(DESAFIO) Como fica em inglês a frase "O concessionario terá a faculdade de apressar o resgate total do emprestimo pagando quaesquer quantias por antecipação", do trecho sobre o empréstimo ao concessionário?

(TRECHO)
------------------------------------
O concessionario terá a faculdade de apressar o resgate total do emprestimo pagando quaesquer quantias por antecipação;
16, para facilitar a prompta importação do machinismo das usinas e acquisição de propriedades para installação das estações experimentaes o emprestimo será feito em duas prestações, sendo a primeira quando se acharem todos os machinismos no paiz e iniciada a respectiva montagem e a outra quando estiver funccionando regularmente cada usina;
17, realizada a primeira prestação, si o concessionario não fizer funccionar a usina correspondente dentro do prazo de seis mezes, ficará sujeito á multa mensal de um conto de réis e, findo o prazo de mais seis mezes, reverterá para o Governo a mesma usina, com todos os seus bens e direitos; independentemente de qualquer procedimento judicial e sem indemnização alguma, ficando responsavel o concessionario pela differença que houver.
------------------------------------
(ITENS FORNECIDOS)
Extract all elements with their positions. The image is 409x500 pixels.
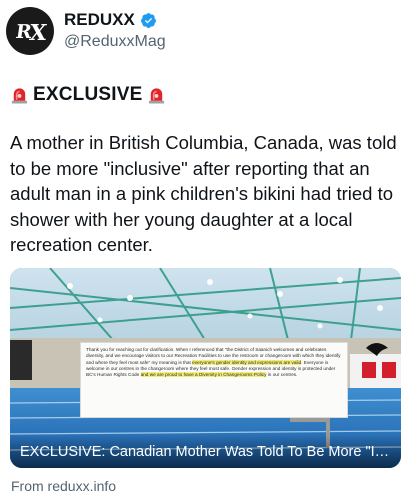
card-caption: EXCLUSIVE: Canadian Mother Was Told To B… bbox=[10, 434, 401, 468]
source-link[interactable]: From reduxx.info bbox=[11, 478, 116, 494]
avatar[interactable]: RX bbox=[6, 7, 54, 55]
email-screenshot: Thank you for reaching out for clarifica… bbox=[80, 342, 348, 418]
card-title[interactable]: EXCLUSIVE: Canadian Mother Was Told To B… bbox=[20, 444, 392, 460]
tweet-header: RX REDUXX @ReduxxMag bbox=[6, 6, 403, 58]
exclusive-heading: EXCLUSIVE bbox=[10, 84, 166, 106]
police-siren-icon bbox=[11, 88, 28, 104]
account-handle[interactable]: @ReduxxMag bbox=[64, 33, 166, 51]
exclusive-label: EXCLUSIVE bbox=[33, 84, 143, 105]
police-siren-icon bbox=[148, 88, 164, 104]
reduxx-logo: RX bbox=[13, 20, 46, 46]
link-preview-card[interactable]: Thank you for reaching out for clarifica… bbox=[10, 268, 401, 468]
tweet-text: A mother in British Columbia, Canada, wa… bbox=[10, 132, 397, 255]
verified-badge-icon bbox=[140, 12, 156, 28]
display-name[interactable]: REDUXX bbox=[64, 10, 135, 30]
name-row: REDUXX bbox=[64, 10, 157, 30]
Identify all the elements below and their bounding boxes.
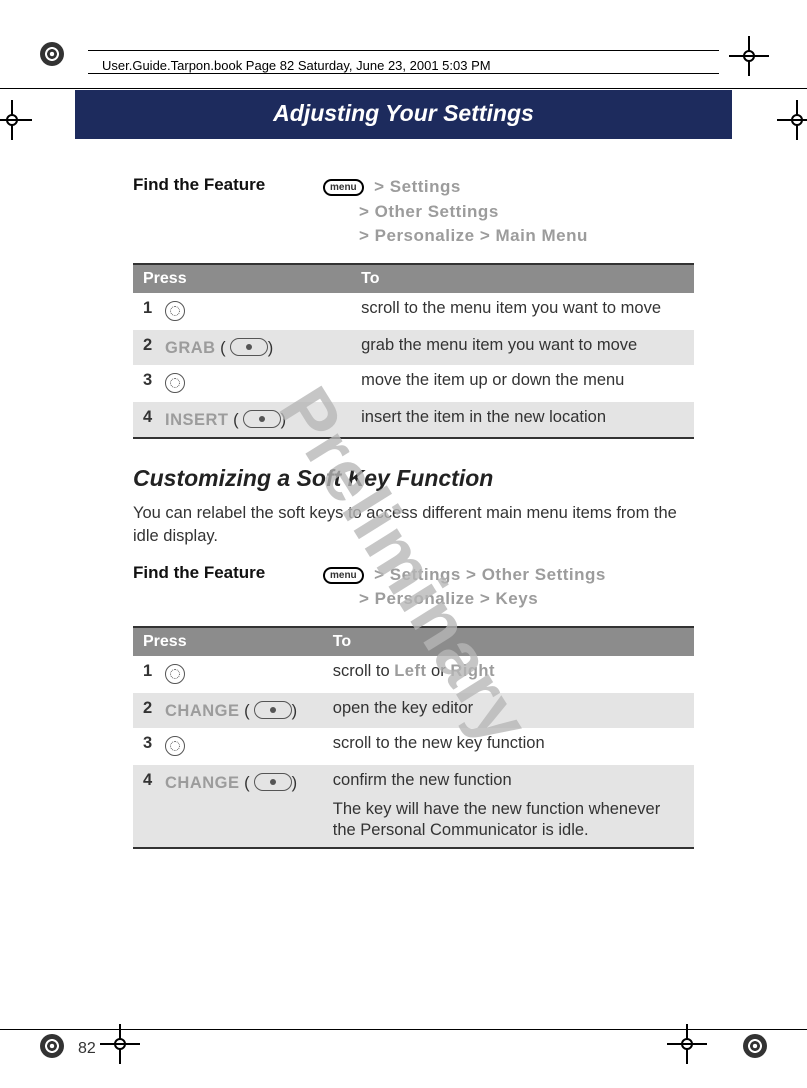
nav-key-icon — [165, 736, 185, 756]
steps-table: Press To 1scroll to Left or Right2CHANGE… — [133, 626, 694, 850]
step-press: GRAB () — [155, 330, 351, 365]
step-number: 4 — [133, 765, 155, 848]
step-press — [155, 728, 323, 765]
col-header-press: Press — [133, 627, 323, 656]
step-number: 3 — [133, 365, 155, 402]
nav-path-line: > Other Settings — [359, 202, 499, 221]
nav-key-icon — [165, 664, 185, 684]
chapter-bar: Adjusting Your Settings — [75, 90, 732, 139]
table-row: 2CHANGE ()open the key editor — [133, 693, 694, 728]
crop-corner-icon — [743, 1034, 767, 1058]
hairline — [0, 88, 807, 89]
step-to: scroll to the new key function — [323, 728, 694, 765]
soft-key-icon — [230, 338, 268, 356]
nav-key-icon — [165, 301, 185, 321]
table-row: 1 scroll to Left or Right — [133, 656, 694, 693]
find-the-feature-label: Find the Feature — [133, 563, 323, 583]
step-number: 3 — [133, 728, 155, 765]
step-to: move the item up or down the menu — [351, 365, 694, 402]
table-row: 4INSERT ()insert the item in the new loc… — [133, 402, 694, 438]
table-row: 4CHANGE ()confirm the new functionThe ke… — [133, 765, 694, 848]
step-press: CHANGE () — [155, 765, 323, 848]
nav-path-line: > Settings > Other Settings — [374, 565, 606, 584]
step-to: scroll to Left or Right — [323, 656, 694, 693]
crop-cross-icon — [100, 1024, 140, 1064]
nav-path-line: > Personalize > Keys — [359, 589, 538, 608]
menu-button-icon: menu — [323, 179, 364, 196]
crop-cross-icon — [667, 1024, 707, 1064]
step-number: 1 — [133, 656, 155, 693]
step-to: open the key editor — [323, 693, 694, 728]
steps-table: Press To 1 scroll to the menu item you wa… — [133, 263, 694, 439]
table-row: 3 scroll to the new key function — [133, 728, 694, 765]
soft-key-icon — [243, 410, 281, 428]
step-number: 2 — [133, 693, 155, 728]
section-heading: Customizing a Soft Key Function — [133, 465, 694, 492]
col-header-press: Press — [133, 264, 351, 293]
step-press: CHANGE () — [155, 693, 323, 728]
soft-key-icon — [254, 701, 292, 719]
step-press — [155, 365, 351, 402]
table-row: 3 move the item up or down the menu — [133, 365, 694, 402]
step-number: 4 — [133, 402, 155, 438]
soft-key-icon — [254, 773, 292, 791]
crop-corner-icon — [40, 42, 64, 66]
col-header-to: To — [351, 264, 694, 293]
step-press: INSERT () — [155, 402, 351, 438]
find-the-feature-label: Find the Feature — [133, 175, 323, 195]
nav-path-line: > Personalize > Main Menu — [359, 226, 588, 245]
page-number: 82 — [78, 1040, 96, 1058]
col-header-to: To — [323, 627, 694, 656]
find-the-feature: Find the Feature menu > Settings > Other… — [133, 175, 694, 249]
book-header: User.Guide.Tarpon.book Page 82 Saturday,… — [100, 55, 497, 74]
crop-cross-icon — [0, 100, 32, 140]
crop-cross-icon — [777, 100, 807, 140]
nav-key-icon — [165, 373, 185, 393]
find-the-feature: Find the Feature menu > Settings > Other… — [133, 563, 694, 612]
crop-cross-icon — [729, 36, 769, 76]
nav-path-line: > Settings — [374, 177, 461, 196]
body-text: You can relabel the soft keys to access … — [133, 502, 694, 548]
step-to: insert the item in the new location — [351, 402, 694, 438]
step-to: confirm the new functionThe key will hav… — [323, 765, 694, 848]
step-press — [155, 656, 323, 693]
step-to: grab the menu item you want to move — [351, 330, 694, 365]
crop-corner-icon — [40, 1034, 64, 1058]
table-row: 2GRAB ()grab the menu item you want to m… — [133, 330, 694, 365]
step-number: 1 — [133, 293, 155, 330]
step-press — [155, 293, 351, 330]
menu-button-icon: menu — [323, 567, 364, 584]
step-to: scroll to the menu item you want to move — [351, 293, 694, 330]
table-row: 1 scroll to the menu item you want to mov… — [133, 293, 694, 330]
hairline — [0, 1029, 807, 1030]
step-number: 2 — [133, 330, 155, 365]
------------------------------------
(RESOLUÇÃO DO EXERCÍCIO) The concessionaire shall have the option of accelerating the full repayment of the loan by paying any amounts in advance.